◆ What to produce
Copy each line with the word "боёв" in it.
··········
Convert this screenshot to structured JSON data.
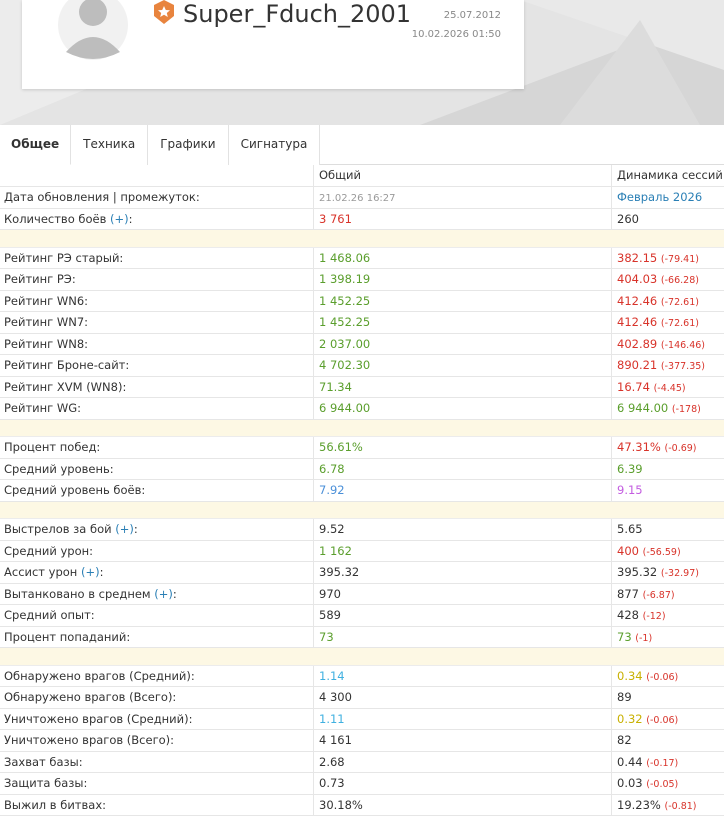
{
  "header": {
    "username": "Super_Fduch_2001",
    "date_registered": "25.07.2012",
    "date_last": "10.02.2026 01:50"
  },
  "tabs": [
    {
      "label": "Общее",
      "active": true
    },
    {
      "label": "Техника"
    },
    {
      "label": "Графики"
    },
    {
      "label": "Сигнатура"
    }
  ],
  "table": {
    "columns": [
      "Общий",
      "Динамика сессий"
    ],
    "groups": [
      [
        {
          "label": "Дата обновления | промежуток:",
          "total": {
            "text": "21.02.26 16:27",
            "color": "#9a9a9a",
            "small": true
          },
          "session": {
            "text": "Февраль 2026",
            "color": "#2a7fb5"
          }
        },
        {
          "label": "Количество боёв ",
          "link": "(+)",
          "after": ":",
          "total": {
            "text": "3 761",
            "color": "#d8332a"
          },
          "session": {
            "text": "260",
            "color": "#333333"
          }
        }
      ],
      [
        {
          "label": "Рейтинг РЭ старый:",
          "total": {
            "text": "1 468.06",
            "color": "#5a9e2c"
          },
          "session": {
            "text": "382.15",
            "color": "#d8332a",
            "delta": "(-79.41)"
          }
        },
        {
          "label": "Рейтинг РЭ:",
          "total": {
            "text": "1 398.19",
            "color": "#5a9e2c"
          },
          "session": {
            "text": "404.03",
            "color": "#d8332a",
            "delta": "(-66.28)"
          }
        },
        {
          "label": "Рейтинг WN6:",
          "total": {
            "text": "1 452.25",
            "color": "#5a9e2c"
          },
          "session": {
            "text": "412.46",
            "color": "#d8332a",
            "delta": "(-72.61)"
          }
        },
        {
          "label": "Рейтинг WN7:",
          "total": {
            "text": "1 452.25",
            "color": "#5a9e2c"
          },
          "session": {
            "text": "412.46",
            "color": "#d8332a",
            "delta": "(-72.61)"
          }
        },
        {
          "label": "Рейтинг WN8:",
          "total": {
            "text": "2 037.00",
            "color": "#5a9e2c"
          },
          "session": {
            "text": "402.89",
            "color": "#d8332a",
            "delta": "(-146.46)"
          }
        },
        {
          "label": "Рейтинг Броне-сайт:",
          "total": {
            "text": "4 702.30",
            "color": "#5a9e2c"
          },
          "session": {
            "text": "890.21",
            "color": "#d8332a",
            "delta": "(-377.35)"
          }
        },
        {
          "label": "Рейтинг XVM (WN8):",
          "total": {
            "text": "71.34",
            "color": "#5a9e2c"
          },
          "session": {
            "text": "16.74",
            "color": "#d8332a",
            "delta": "(-4.45)"
          }
        },
        {
          "label": "Рейтинг WG:",
          "total": {
            "text": "6 944.00",
            "color": "#5a9e2c"
          },
          "session": {
            "text": "6 944.00",
            "color": "#5a9e2c",
            "delta": "(-178)"
          }
        }
      ],
      [
        {
          "label": "Процент побед:",
          "total": {
            "text": "56.61%",
            "color": "#5a9e2c"
          },
          "session": {
            "text": "47.31%",
            "color": "#d8332a",
            "delta": "(-0.69)"
          }
        },
        {
          "label": "Средний уровень:",
          "total": {
            "text": "6.78",
            "color": "#5a9e2c"
          },
          "session": {
            "text": "6.39",
            "color": "#5a9e2c"
          }
        },
        {
          "label": "Средний уровень боёв:",
          "total": {
            "text": "7.92",
            "color": "#4a8fd8"
          },
          "session": {
            "text": "9.15",
            "color": "#c35ce0"
          }
        }
      ],
      [
        {
          "label": "Выстрелов за бой ",
          "link": "(+)",
          "after": ":",
          "total": {
            "text": "9.52",
            "color": "#333333"
          },
          "session": {
            "text": "5.65",
            "color": "#333333"
          }
        },
        {
          "label": "Средний урон:",
          "total": {
            "text": "1 162",
            "color": "#5a9e2c"
          },
          "session": {
            "text": "400",
            "color": "#d8332a",
            "delta": "(-56.59)"
          }
        },
        {
          "label": "Ассист урон ",
          "link": "(+)",
          "after": ":",
          "total": {
            "text": "395.32",
            "color": "#333333"
          },
          "session": {
            "text": "395.32",
            "color": "#333333",
            "delta": "(-32.97)"
          }
        },
        {
          "label": "Вытанковано в среднем ",
          "link": "(+)",
          "after": ":",
          "total": {
            "text": "970",
            "color": "#333333"
          },
          "session": {
            "text": "877",
            "color": "#333333",
            "delta": "(-6.87)"
          }
        },
        {
          "label": "Средний опыт:",
          "total": {
            "text": "589",
            "color": "#333333"
          },
          "session": {
            "text": "428",
            "color": "#333333",
            "delta": "(-12)"
          }
        },
        {
          "label": "Процент попаданий:",
          "total": {
            "text": "73",
            "color": "#5a9e2c"
          },
          "session": {
            "text": "73",
            "color": "#5a9e2c",
            "delta": "(-1)"
          }
        }
      ],
      [
        {
          "label": "Обнаружено врагов (Средний):",
          "total": {
            "text": "1.14",
            "color": "#3fb0e0"
          },
          "session": {
            "text": "0.34",
            "color": "#c8b000",
            "delta": "(-0.06)"
          }
        },
        {
          "label": "Обнаружено врагов (Всего):",
          "total": {
            "text": "4 300",
            "color": "#333333"
          },
          "session": {
            "text": "89",
            "color": "#333333"
          }
        },
        {
          "label": "Уничтожено врагов (Средний):",
          "total": {
            "text": "1.11",
            "color": "#3fb0e0"
          },
          "session": {
            "text": "0.32",
            "color": "#c8b000",
            "delta": "(-0.06)"
          }
        },
        {
          "label": "Уничтожено врагов (Всего):",
          "total": {
            "text": "4 161",
            "color": "#333333"
          },
          "session": {
            "text": "82",
            "color": "#333333"
          }
        },
        {
          "label": "Захват базы:",
          "total": {
            "text": "2.68",
            "color": "#333333"
          },
          "session": {
            "text": "0.44",
            "color": "#333333",
            "delta": "(-0.17)"
          }
        },
        {
          "label": "Защита базы:",
          "total": {
            "text": "0.73",
            "color": "#333333"
          },
          "session": {
            "text": "0.03",
            "color": "#333333",
            "delta": "(-0.05)"
          }
        },
        {
          "label": "Выжил в битвах:",
          "total": {
            "text": "30.18%",
            "color": "#333333"
          },
          "session": {
            "text": "19.23%",
            "color": "#333333",
            "delta": "(-0.81)"
          }
        }
      ]
    ]
  }
}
··········
◆ Solution
          "label": "Количество боёв ",
          "label": "Средний уровень боёв:",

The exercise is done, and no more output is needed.